(Excerpt provided):

Natalie Delamere (born 9 November 1996) is a New Zealand rugby union player. She was a member of the Black Ferns 2021 Rugby World Cup champion squad. She also plays for Matatū in the Super Rugby Aupiki competition.

Rugby career

2014–18 
Delamere made her debut for the Bay of Plenty in the 2014 Farah Palmer Cup season, she was still in her last year at Rotorua Girls' High School. She also played for Waikato from 2016 to 2018.

2022 
Delamere was named in the Matatū squad for the inaugural 2022 Super Rugby Aupiki season. She debuted for the NSW Waratahs in the 2022 Super W season against Fijiana Drua on 1st April. The NSW Waratahs met Fijiana Drua again in the Final where she scored a hat-trick.

(Task to carry out):
From the Natalie Delamere profile, reproduce word for word the passage that starts with the words containing "Natalie Delamere (born" and ends with "Rugby Aupiki competition.".

(Entries):

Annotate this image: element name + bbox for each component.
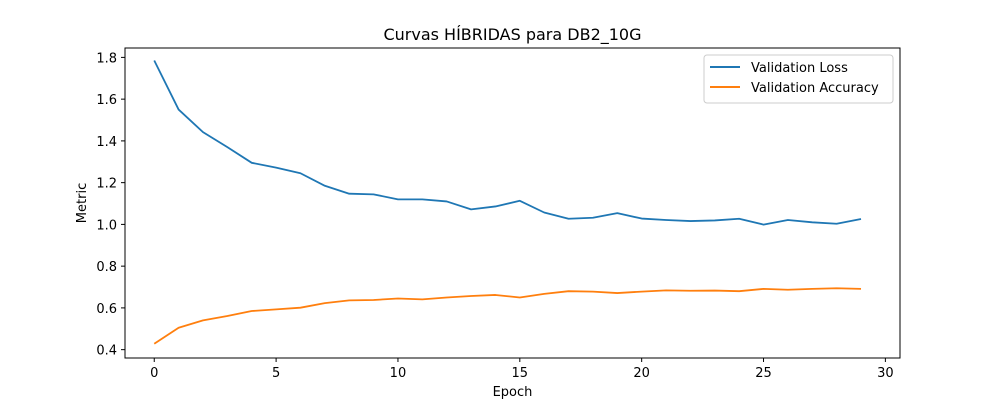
x-tick-label: 5 bbox=[272, 366, 280, 381]
legend-box bbox=[703, 54, 894, 104]
x-axis-label: Epoch bbox=[493, 385, 533, 400]
x-tick-label: 10 bbox=[390, 366, 407, 381]
x-axis-ticks: 0 5 10 15 20 25 30 bbox=[150, 358, 894, 381]
y-axis-ticks: 0.4 0.6 0.8 1.0 1.2 1.4 1.6 1.8 bbox=[96, 51, 125, 359]
y-tick-label: 1.6 bbox=[96, 93, 117, 108]
y-tick-label: 0.8 bbox=[96, 260, 117, 275]
y-tick-label: 1.0 bbox=[96, 218, 117, 233]
chart-title: Curvas HÍBRIDAS para DB2_10G bbox=[383, 25, 641, 45]
x-tick-label: 25 bbox=[755, 366, 772, 381]
y-tick-label: 1.8 bbox=[96, 51, 117, 66]
y-tick-label: 1.2 bbox=[96, 177, 117, 192]
series-line-0 bbox=[153, 60, 862, 226]
x-tick-label: 20 bbox=[633, 366, 650, 381]
legend-label-accuracy: Validation Accuracy bbox=[751, 81, 879, 96]
x-tick-label: 15 bbox=[512, 366, 529, 381]
legend-label-loss: Validation Loss bbox=[751, 61, 848, 76]
legend: Validation Loss Validation Accuracy bbox=[703, 54, 894, 104]
x-tick-label: 30 bbox=[877, 366, 894, 381]
plot-frame bbox=[124, 47, 901, 359]
series-line-1 bbox=[153, 287, 862, 345]
x-tick-label: 0 bbox=[150, 366, 158, 381]
y-tick-label: 0.4 bbox=[96, 344, 117, 359]
plot-lines bbox=[153, 60, 862, 345]
y-tick-label: 0.6 bbox=[96, 302, 117, 317]
y-axis-label: Metric bbox=[75, 183, 90, 223]
y-tick-label: 1.4 bbox=[96, 135, 117, 150]
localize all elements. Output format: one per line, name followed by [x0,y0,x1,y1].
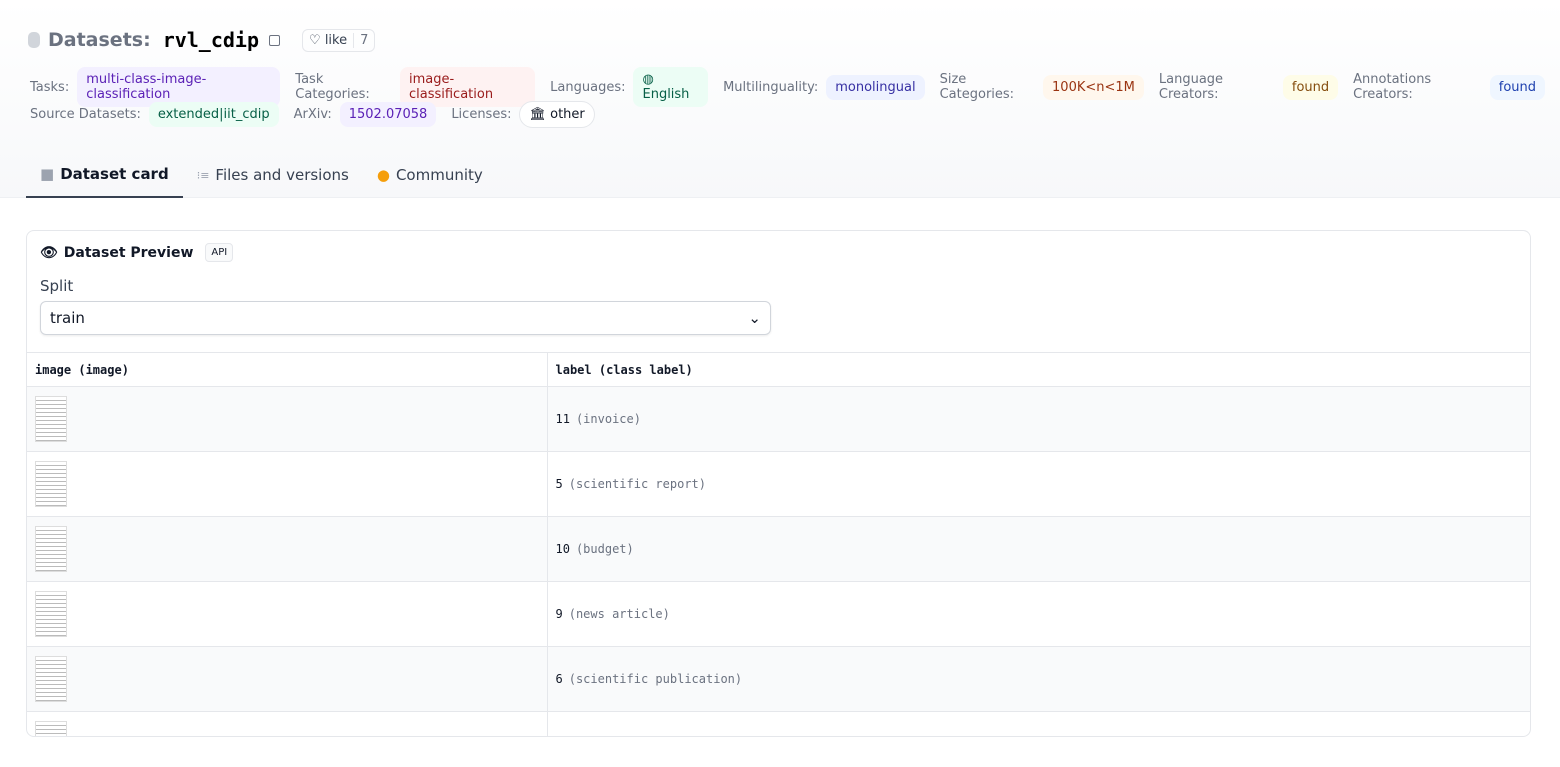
preview-title: 👁 Dataset Preview API [40,243,234,262]
title-bar: Datasets: rvl_cdip ♡ like 7 [28,28,376,52]
image-cell [27,516,548,582]
like-button[interactable]: ♡ like 7 [302,28,376,52]
datasets-link[interactable]: Datasets: [48,29,151,51]
column-header: image (image) [27,352,548,387]
table-row: 11 (invoice) [27,386,1530,452]
split-label: Split [40,277,74,295]
document-thumbnail[interactable] [35,721,67,736]
document-thumbnail[interactable] [35,591,67,637]
globe-icon: ◍ [642,72,654,87]
tag-label: Size Categories: [939,72,1015,102]
label-cell: 11 (invoice) [547,386,1530,452]
tag-label: Source Datasets: [30,107,141,122]
dataset-header: Datasets: rvl_cdip ♡ like 7 Tasks: multi-… [0,0,1560,198]
image-cell [27,646,548,712]
like-count: 7 [353,32,374,48]
table-row: 6 (scientific publication) [27,646,1530,712]
label-cell: 6 (scientific publication) [547,646,1530,712]
table-row: 9 (news article) [27,581,1530,647]
label-cell: 5 (scientific report) [547,451,1530,517]
tag-chip[interactable]: 100K<n<1M [1043,74,1144,100]
tag-label: Language Creators: [1158,72,1224,102]
tag-chip[interactable]: 1502.07058 [339,102,437,127]
tag-chip[interactable]: multi-class-image-classification [77,67,281,107]
copy-icon[interactable] [269,34,281,46]
image-cell [27,711,548,736]
document-thumbnail[interactable] [35,526,67,572]
document-thumbnail[interactable] [35,396,67,442]
dataset-preview-card: 👁 Dataset Preview API Split train ⌄ imag… [26,230,1531,737]
bank-icon: 🏛 [529,107,551,122]
tag-chip[interactable]: found [1282,74,1339,100]
tabs: ■ Dataset card ⁝≡ Files and versions ● Comm… [26,152,497,198]
table-row [27,711,1530,736]
tag-chip[interactable]: extended|iit_cdip [148,102,279,127]
document-thumbnail[interactable] [35,461,67,507]
hand-icon: ● [376,166,390,184]
cube-icon: ■ [40,165,55,183]
tags-row: Source Datasets: extended|iit_cdip ArXiv: 1… [30,101,610,128]
tag-chip[interactable]: image-classification [399,67,536,107]
label-cell: 9 (news article) [547,581,1530,647]
chevron-down-icon: ⌄ [748,309,761,327]
tag-chip[interactable]: ◍ English [633,67,709,107]
files-icon: ⁝≡ [196,168,210,182]
column-header: label (class label) [547,352,1530,387]
database-icon [28,32,40,48]
tab-files-and-versions[interactable]: ⁝≡ Files and versions [196,166,349,184]
dataset-name: rvl_cdip [162,28,260,52]
image-cell [27,386,548,452]
image-cell [27,451,548,517]
tags-row: Tasks: multi-class-image-classification Ta… [30,67,1560,107]
tag-chip[interactable]: monolingual [826,74,925,100]
image-cell [27,581,548,647]
label-cell: 10 (budget) [547,516,1530,582]
tag-label: Languages: [550,79,626,95]
tag-label: Tasks: [30,79,70,95]
heart-icon: ♡ like [309,32,348,48]
tag-chip[interactable]: 🏛 other [519,101,595,128]
table-row: 5 (scientific report) [27,451,1530,517]
api-button[interactable]: API [205,243,234,262]
split-select[interactable]: train ⌄ [40,301,771,335]
tag-label: Annotations Creators: [1353,72,1432,102]
label-cell [547,711,1530,736]
tag-label: ArXiv: [293,107,332,122]
tag-label: Task Categories: [295,72,370,102]
tag-chip[interactable]: found [1489,74,1546,100]
eye-icon: 👁 [40,244,58,261]
tag-label: Multilinguality: [723,79,819,95]
tab-community[interactable]: ● Community [376,166,483,184]
document-thumbnail[interactable] [35,656,67,702]
tab-dataset-card[interactable]: ■ Dataset card [26,152,183,198]
preview-table: image (image) label (class label) 11 (inv… [27,352,1530,736]
table-row: 10 (budget) [27,516,1530,582]
tag-label: Licenses: [451,107,512,122]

(Task output):
Natalie Delamere (born 9 November 1996) is a New Zealand rugby union player. She was a member of the Black Ferns 2021 Rugby World Cup champion squad. She also plays for Matatū in the Super Rugby Aupiki competition.